— Start of EXTRACTED INFORMATION —

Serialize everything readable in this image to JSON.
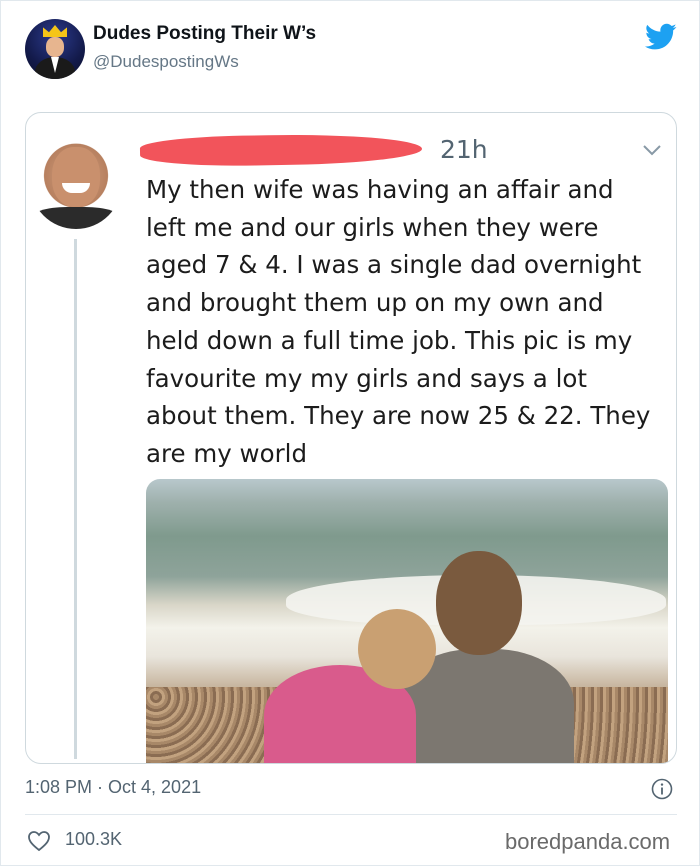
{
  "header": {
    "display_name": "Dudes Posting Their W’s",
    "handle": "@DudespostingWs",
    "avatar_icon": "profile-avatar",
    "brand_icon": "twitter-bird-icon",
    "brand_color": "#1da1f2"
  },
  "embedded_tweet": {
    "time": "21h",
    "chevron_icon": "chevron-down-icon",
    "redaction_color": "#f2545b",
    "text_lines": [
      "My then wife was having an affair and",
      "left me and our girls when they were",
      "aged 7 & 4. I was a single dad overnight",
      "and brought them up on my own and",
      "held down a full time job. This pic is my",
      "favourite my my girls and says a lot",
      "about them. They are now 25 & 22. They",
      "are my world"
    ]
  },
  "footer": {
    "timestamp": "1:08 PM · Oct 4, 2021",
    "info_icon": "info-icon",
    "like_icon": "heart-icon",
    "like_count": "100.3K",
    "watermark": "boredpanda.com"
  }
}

— End of EXTRACTED INFORMATION —
— Start of EXTRACTED INFORMATION —

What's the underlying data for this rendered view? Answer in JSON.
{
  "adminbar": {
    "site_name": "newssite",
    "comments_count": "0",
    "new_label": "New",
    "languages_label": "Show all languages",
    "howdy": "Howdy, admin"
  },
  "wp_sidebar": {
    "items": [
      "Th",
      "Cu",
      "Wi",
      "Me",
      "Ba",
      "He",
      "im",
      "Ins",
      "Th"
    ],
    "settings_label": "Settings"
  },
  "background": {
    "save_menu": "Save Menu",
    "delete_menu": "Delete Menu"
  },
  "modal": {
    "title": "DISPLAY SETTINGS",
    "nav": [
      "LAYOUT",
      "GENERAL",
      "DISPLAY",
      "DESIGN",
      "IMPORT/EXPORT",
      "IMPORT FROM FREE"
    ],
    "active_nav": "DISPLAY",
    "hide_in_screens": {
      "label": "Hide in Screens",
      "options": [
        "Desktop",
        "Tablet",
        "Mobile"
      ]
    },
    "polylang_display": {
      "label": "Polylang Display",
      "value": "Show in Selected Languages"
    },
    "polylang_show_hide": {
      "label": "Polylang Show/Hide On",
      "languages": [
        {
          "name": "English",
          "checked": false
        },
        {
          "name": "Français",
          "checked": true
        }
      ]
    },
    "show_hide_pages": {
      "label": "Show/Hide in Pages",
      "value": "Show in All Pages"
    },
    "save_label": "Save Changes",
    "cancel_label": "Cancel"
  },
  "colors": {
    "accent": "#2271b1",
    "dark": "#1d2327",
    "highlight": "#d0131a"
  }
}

— End of EXTRACTED INFORMATION —

#### WHAT THE TASK ASKS
Answer with one number: how many lines in the listing hold "Menu".

#### RESULT FOR THIS TASK
2